**Listing of box coordinates**
◆ ◆ ◆

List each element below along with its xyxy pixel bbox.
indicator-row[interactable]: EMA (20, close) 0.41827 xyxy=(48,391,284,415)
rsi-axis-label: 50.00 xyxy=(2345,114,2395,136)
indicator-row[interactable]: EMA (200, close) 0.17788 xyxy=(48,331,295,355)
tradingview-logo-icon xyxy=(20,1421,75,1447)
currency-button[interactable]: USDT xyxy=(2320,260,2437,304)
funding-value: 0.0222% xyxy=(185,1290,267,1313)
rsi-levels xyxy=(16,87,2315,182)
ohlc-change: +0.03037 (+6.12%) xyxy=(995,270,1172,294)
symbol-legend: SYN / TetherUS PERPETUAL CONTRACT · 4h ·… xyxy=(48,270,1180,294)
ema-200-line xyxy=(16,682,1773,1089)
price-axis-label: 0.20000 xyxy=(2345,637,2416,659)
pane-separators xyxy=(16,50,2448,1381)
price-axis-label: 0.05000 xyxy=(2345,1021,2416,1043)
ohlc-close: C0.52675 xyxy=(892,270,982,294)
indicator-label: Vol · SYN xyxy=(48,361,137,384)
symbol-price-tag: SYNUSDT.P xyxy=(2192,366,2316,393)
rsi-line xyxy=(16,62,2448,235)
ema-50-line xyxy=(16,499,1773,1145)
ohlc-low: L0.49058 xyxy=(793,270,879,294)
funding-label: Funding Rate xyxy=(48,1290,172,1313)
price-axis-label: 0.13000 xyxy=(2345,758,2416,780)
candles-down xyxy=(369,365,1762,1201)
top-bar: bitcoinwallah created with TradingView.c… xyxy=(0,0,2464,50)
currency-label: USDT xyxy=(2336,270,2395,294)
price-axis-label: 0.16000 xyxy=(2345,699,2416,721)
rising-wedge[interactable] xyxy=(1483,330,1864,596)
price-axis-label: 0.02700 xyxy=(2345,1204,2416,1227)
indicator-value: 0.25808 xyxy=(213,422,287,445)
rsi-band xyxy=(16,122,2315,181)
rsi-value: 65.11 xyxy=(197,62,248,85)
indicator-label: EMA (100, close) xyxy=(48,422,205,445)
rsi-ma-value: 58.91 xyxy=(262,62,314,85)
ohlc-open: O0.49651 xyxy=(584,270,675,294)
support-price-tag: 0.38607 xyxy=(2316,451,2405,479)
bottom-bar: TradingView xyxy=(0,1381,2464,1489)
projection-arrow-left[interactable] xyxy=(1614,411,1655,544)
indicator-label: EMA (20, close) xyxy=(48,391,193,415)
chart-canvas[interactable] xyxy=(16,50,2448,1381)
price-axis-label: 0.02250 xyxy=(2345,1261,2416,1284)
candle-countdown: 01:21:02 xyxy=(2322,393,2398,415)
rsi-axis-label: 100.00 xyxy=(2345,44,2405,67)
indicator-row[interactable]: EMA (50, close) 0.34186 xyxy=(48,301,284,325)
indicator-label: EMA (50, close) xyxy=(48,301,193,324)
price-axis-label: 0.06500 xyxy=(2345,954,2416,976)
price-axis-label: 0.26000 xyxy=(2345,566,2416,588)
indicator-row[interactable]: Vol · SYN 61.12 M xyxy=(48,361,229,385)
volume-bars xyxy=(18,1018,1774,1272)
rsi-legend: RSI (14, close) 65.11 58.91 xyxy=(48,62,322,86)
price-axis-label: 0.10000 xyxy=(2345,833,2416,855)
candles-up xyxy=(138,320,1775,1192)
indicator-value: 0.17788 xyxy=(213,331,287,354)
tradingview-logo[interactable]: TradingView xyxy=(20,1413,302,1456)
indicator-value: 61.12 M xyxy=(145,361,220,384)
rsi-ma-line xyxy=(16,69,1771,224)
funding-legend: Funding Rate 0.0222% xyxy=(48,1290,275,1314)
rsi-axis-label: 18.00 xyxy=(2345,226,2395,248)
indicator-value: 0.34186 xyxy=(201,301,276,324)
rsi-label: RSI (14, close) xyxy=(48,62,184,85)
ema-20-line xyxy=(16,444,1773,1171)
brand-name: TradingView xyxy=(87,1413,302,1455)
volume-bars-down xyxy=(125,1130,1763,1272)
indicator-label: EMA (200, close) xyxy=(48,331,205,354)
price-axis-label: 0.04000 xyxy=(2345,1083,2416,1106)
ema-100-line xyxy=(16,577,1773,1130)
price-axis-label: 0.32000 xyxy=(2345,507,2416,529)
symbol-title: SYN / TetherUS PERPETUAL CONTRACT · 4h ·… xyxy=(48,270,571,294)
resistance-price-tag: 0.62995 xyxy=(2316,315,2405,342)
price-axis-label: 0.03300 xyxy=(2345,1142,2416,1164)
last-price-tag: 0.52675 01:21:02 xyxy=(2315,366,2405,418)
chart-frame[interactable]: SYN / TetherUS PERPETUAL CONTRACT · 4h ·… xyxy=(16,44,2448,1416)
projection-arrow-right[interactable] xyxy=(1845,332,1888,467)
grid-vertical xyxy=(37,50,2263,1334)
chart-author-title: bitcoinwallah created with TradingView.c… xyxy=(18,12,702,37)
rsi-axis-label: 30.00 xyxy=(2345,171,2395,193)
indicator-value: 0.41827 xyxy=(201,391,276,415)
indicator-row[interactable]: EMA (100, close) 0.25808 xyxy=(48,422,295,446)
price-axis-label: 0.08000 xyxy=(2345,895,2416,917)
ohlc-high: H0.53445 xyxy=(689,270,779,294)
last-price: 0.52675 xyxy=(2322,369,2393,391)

◆ ◆ ◆

**GOAL**
Copy out, unchanged, the stretch of the listing from its first line through the line containing "rsi-levels xyxy=(16,87,2315,182)", with both ends included.

**REPLY TO THE EXERCISE**
List each element below along with its xyxy pixel bbox.
indicator-row[interactable]: EMA (20, close) 0.41827 xyxy=(48,391,284,415)
rsi-axis-label: 50.00 xyxy=(2345,114,2395,136)
indicator-row[interactable]: EMA (200, close) 0.17788 xyxy=(48,331,295,355)
tradingview-logo-icon xyxy=(20,1421,75,1447)
currency-button[interactable]: USDT xyxy=(2320,260,2437,304)
funding-value: 0.0222% xyxy=(185,1290,267,1313)
rsi-levels xyxy=(16,87,2315,182)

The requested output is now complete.